BEGIN Information shown

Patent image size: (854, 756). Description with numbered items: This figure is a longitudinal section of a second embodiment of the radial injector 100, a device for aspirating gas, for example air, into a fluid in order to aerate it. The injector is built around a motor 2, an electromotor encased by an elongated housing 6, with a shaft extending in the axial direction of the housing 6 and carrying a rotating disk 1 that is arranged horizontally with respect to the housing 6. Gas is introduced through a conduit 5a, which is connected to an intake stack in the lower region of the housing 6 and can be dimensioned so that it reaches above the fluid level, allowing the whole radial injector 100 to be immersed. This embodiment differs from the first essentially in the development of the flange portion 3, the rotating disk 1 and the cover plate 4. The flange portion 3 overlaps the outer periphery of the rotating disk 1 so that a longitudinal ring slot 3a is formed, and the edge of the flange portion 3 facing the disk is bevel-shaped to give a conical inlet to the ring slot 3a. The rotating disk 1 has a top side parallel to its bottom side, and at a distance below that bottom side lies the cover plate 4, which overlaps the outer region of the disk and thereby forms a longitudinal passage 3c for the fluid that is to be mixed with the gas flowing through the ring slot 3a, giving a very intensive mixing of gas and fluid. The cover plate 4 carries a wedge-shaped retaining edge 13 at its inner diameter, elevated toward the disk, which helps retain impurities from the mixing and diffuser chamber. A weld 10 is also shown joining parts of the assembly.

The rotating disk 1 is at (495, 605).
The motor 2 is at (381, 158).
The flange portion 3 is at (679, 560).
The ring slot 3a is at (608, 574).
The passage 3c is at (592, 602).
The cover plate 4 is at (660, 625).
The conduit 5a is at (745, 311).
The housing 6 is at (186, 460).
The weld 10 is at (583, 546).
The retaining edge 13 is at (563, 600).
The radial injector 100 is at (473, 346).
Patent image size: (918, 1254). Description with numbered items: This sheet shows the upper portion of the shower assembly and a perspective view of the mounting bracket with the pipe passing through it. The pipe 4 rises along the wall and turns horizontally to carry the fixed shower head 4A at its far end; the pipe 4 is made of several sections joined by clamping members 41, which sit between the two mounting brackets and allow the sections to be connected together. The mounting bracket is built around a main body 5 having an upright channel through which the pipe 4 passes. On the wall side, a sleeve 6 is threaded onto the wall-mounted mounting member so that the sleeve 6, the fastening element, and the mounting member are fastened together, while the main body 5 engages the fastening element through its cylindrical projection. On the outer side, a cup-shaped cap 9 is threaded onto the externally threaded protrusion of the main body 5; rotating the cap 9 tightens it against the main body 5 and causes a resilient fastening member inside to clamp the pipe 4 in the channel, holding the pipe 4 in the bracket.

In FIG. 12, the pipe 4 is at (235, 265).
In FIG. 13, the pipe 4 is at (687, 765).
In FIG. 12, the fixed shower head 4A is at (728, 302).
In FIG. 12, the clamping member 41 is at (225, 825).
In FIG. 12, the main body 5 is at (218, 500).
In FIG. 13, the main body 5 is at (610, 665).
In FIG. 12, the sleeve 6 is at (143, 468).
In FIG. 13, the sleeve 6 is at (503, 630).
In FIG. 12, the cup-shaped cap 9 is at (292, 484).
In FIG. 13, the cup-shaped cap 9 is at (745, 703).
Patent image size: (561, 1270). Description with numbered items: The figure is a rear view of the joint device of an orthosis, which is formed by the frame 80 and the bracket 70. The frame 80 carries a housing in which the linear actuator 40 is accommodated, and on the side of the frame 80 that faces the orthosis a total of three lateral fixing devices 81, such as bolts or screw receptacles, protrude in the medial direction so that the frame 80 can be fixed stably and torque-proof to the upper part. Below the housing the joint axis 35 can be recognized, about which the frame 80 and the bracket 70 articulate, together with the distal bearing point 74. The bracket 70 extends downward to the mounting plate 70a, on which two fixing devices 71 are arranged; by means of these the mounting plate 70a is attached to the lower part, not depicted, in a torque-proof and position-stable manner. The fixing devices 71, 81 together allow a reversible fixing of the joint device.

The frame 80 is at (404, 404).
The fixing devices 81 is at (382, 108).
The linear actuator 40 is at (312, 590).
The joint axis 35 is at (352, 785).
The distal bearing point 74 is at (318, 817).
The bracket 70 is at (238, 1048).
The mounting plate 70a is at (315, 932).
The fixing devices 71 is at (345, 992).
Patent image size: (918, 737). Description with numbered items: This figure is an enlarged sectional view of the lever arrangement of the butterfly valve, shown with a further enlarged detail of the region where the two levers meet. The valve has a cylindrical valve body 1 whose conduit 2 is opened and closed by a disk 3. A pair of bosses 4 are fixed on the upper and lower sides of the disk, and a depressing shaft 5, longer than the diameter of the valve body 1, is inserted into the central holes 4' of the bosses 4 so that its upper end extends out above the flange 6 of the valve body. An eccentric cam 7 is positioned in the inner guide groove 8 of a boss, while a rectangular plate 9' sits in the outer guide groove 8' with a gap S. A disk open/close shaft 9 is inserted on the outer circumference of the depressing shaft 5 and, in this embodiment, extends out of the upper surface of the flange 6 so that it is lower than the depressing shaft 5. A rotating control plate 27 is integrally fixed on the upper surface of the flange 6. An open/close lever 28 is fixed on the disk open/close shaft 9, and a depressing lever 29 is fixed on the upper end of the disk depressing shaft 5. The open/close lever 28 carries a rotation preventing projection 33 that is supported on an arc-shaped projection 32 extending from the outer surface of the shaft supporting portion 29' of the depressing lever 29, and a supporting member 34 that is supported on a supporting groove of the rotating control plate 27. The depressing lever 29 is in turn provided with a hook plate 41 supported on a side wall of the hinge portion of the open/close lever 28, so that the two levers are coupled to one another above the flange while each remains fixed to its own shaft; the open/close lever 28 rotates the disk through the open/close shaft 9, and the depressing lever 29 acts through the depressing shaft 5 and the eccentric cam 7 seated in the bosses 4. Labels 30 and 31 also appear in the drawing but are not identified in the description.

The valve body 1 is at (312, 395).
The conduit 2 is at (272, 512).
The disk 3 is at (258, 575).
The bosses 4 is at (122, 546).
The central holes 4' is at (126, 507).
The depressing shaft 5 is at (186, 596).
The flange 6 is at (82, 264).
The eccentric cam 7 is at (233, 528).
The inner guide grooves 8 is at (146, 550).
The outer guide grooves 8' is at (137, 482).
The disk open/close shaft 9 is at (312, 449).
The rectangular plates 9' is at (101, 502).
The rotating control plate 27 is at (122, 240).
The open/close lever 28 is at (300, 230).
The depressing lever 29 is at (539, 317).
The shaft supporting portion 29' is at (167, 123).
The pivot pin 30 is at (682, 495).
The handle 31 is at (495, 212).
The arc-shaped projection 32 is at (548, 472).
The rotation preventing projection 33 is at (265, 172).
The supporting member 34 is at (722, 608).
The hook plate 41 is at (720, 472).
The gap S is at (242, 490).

END Information shown

_Given exercise_
Can you turn every row above into a Markdown table with the columns No. and Line, numbering each one and leaving out the blank lines?

_Task answer_
| No. | Line |
|---|---|
| 1 | Patent image size: (854, 756). Description with numbered items: This figure is a longitudinal section of a second embodiment of the radial injector 100, a device for aspirating gas, for example air, into a fluid in order to aerate it. The injector is built around a motor 2, an electromotor encased by an elongated housing 6, with a shaft extending in the axial direction of the housing 6 and carrying a rotating disk 1 that is arranged horizontally with respect to the housing 6. Gas is introduced through a conduit 5a, which is connected to an intake stack in the lower region of the housing 6 and can be dimensioned so that it reaches above the fluid level, allowing the whole radial injector 100 to be immersed. This embodiment differs from the first essentially in the development of the flange portion 3, the rotating disk 1 and the cover plate 4. The flange portion 3 overlaps the outer periphery of the rotating disk 1 so that a longitudinal ring slot 3a is formed, and the edge of the flange portion 3 facing the disk is bevel-shaped to give a conical inlet to the ring slot 3a. The rotating disk 1 has a top side parallel to its bottom side, and at a distance below that bottom side lies the cover plate 4, which overlaps the outer region of the disk and thereby forms a longitudinal passage 3c for the fluid that is to be mixed with the gas flowing through the ring slot 3a, giving a very intensive mixing of gas and fluid. The cover plate 4 carries a wedge-shaped retaining edge 13 at its inner diameter, elevated toward the disk, which helps retain impurities from the mixing and diffuser chamber. A weld 10 is also shown joining parts of the assembly. |
| 2 | The rotating disk 1 is at (495, 605). |
| 3 | The motor 2 is at (381, 158). |
| 4 | The flange portion 3 is at (679, 560). |
| 5 | The ring slot 3a is at (608, 574). |
| 6 | The passage 3c is at (592, 602). |
| 7 | The cover plate 4 is at (660, 625). |
| 8 | The conduit 5a is at (745, 311). |
| 9 | The housing 6 is at (186, 460). |
| 10 | The weld 10 is at (583, 546). |
| 11 | The retaining edge 13 is at (563, 600). |
| 12 | The radial injector 100 is at (473, 346). |
| 13 | Patent image size: (918, 1254). Description with numbered items: This sheet shows the upper portion of the shower assembly and a perspective view of the mounting bracket with the pipe passing through it. The pipe 4 rises along the wall and turns horizontally to carry the fixed shower head 4A at its far end; the pipe 4 is made of several sections joined by clamping members 41, which sit between the two mounting brackets and allow the sections to be connected together. The mounting bracket is built around a main body 5 having an upright channel through which the pipe 4 passes. On the wall side, a sleeve 6 is threaded onto the wall-mounted mounting member so that the sleeve 6, the fastening element, and the mounting member are fastened together, while the main body 5 engages the fastening element through its cylindrical projection. On the outer side, a cup-shaped cap 9 is threaded onto the externally threaded protrusion of the main body 5; rotating the cap 9 tightens it against the main body 5 and causes a resilient fastening member inside to clamp the pipe 4 in the channel, holding the pipe 4 in the bracket. |
| 14 | In FIG. 12, the pipe 4 is at (235, 265). |
| 15 | In FIG. 13, the pipe 4 is at (687, 765). |
| 16 | In FIG. 12, the fixed shower head 4A is at (728, 302). |
| 17 | In FIG. 12, the clamping member 41 is at (225, 825). |
| 18 | In FIG. 12, the main body 5 is at (218, 500). |
| 19 | In FIG. 13, the main body 5 is at (610, 665). |
| 20 | In FIG. 12, the sleeve 6 is at (143, 468). |
| 21 | In FIG. 13, the sleeve 6 is at (503, 630). |
| 22 | In FIG. 12, the cup-shaped cap 9 is at (292, 484). |
| 23 | In FIG. 13, the cup-shaped cap 9 is at (745, 703). |
| 24 | Patent image size: (561, 1270). Description with numbered items: The figure is a rear view of the joint device of an orthosis, which is formed by the frame 80 and the bracket 70. The frame 80 carries a housing in which the linear actuator 40 is accommodated, and on the side of the frame 80 that faces the orthosis a total of three lateral fixing devices 81, such as bolts or screw receptacles, protrude in the medial direction so that the frame 80 can be fixed stably and torque-proof to the upper part. Below the housing the joint axis 35 can be recognized, about which the frame 80 and the bracket 70 articulate, together with the distal bearing point 74. The bracket 70 extends downward to the mounting plate 70a, on which two fixing devices 71 are arranged; by means of these the mounting plate 70a is attached to the lower part, not depicted, in a torque-proof and position-stable manner. The fixing devices 71, 81 together allow a reversible fixing of the joint device. |
| 25 | The frame 80 is at (404, 404). |
| 26 | The fixing devices 81 is at (382, 108). |
| 27 | The linear actuator 40 is at (312, 590). |
| 28 | The joint axis 35 is at (352, 785). |
| 29 | The distal bearing point 74 is at (318, 817). |
| 30 | The bracket 70 is at (238, 1048). |
| 31 | The mounting plate 70a is at (315, 932). |
| 32 | The fixing devices 71 is at (345, 992). |
| 33 | Patent image size: (918, 737). Description with numbered items: This figure is an enlarged sectional view of the lever arrangement of the butterfly valve, shown with a further enlarged detail of the region where the two levers meet. The valve has a cylindrical valve body 1 whose conduit 2 is opened and closed by a disk 3. A pair of bosses 4 are fixed on the upper and lower sides of the disk, and a depressing shaft 5, longer than the diameter of the valve body 1, is inserted into the central holes 4' of the bosses 4 so that its upper end extends out above the flange 6 of the valve body. An eccentric cam 7 is positioned in the inner guide groove 8 of a boss, while a rectangular plate 9' sits in the outer guide groove 8' with a gap S. A disk open/close shaft 9 is inserted on the outer circumference of the depressing shaft 5 and, in this embodiment, extends out of the upper surface of the flange 6 so that it is lower than the depressing shaft 5. A rotating control plate 27 is integrally fixed on the upper surface of the flange 6. An open/close lever 28 is fixed on the disk open/close shaft 9, and a depressing lever 29 is fixed on the upper end of the disk depressing shaft 5. The open/close lever 28 carries a rotation preventing projection 33 that is supported on an arc-shaped projection 32 extending from the outer surface of the shaft supporting portion 29' of the depressing lever 29, and a supporting member 34 that is supported on a supporting groove of the rotating control plate 27. The depressing lever 29 is in turn provided with a hook plate 41 supported on a side wall of the hinge portion of the open/close lever 28, so that the two levers are coupled to one another above the flange while each remains fixed to its own shaft; the open/close lever 28 rotates the disk through the open/close shaft 9, and the depressing lever 29 acts through the depressing shaft 5 and the eccentric cam 7 seated in the bosses 4. Labels 30 and 31 also appear in the drawing but are not identified in the description. |
| 34 | The valve body 1 is at (312, 395). |
| 35 | The conduit 2 is at (272, 512). |
| 36 | The disk 3 is at (258, 575). |
| 37 | The bosses 4 is at (122, 546). |
| 38 | The central holes 4' is at (126, 507). |
| 39 | The depressing shaft 5 is at (186, 596). |
| 40 | The flange 6 is at (82, 264). |
| 41 | The eccentric cam 7 is at (233, 528). |
| 42 | The inner guide grooves 8 is at (146, 550). |
| 43 | The outer guide grooves 8' is at (137, 482). |
| 44 | The disk open/close shaft 9 is at (312, 449). |
| 45 | The rectangular plates 9' is at (101, 502). |
| 46 | The rotating control plate 27 is at (122, 240). |
| 47 | The open/close lever 28 is at (300, 230). |
| 48 | The depressing lever 29 is at (539, 317). |
| 49 | The shaft supporting portion 29' is at (167, 123). |
| 50 | The pivot pin 30 is at (682, 495). |
| 51 | The handle 31 is at (495, 212). |
| 52 | The arc-shaped projection 32 is at (548, 472). |
| 53 | The rotation preventing projection 33 is at (265, 172). |
| 54 | The supporting member 34 is at (722, 608). |
| 55 | The hook plate 41 is at (720, 472). |
| 56 | The gap S is at (242, 490). |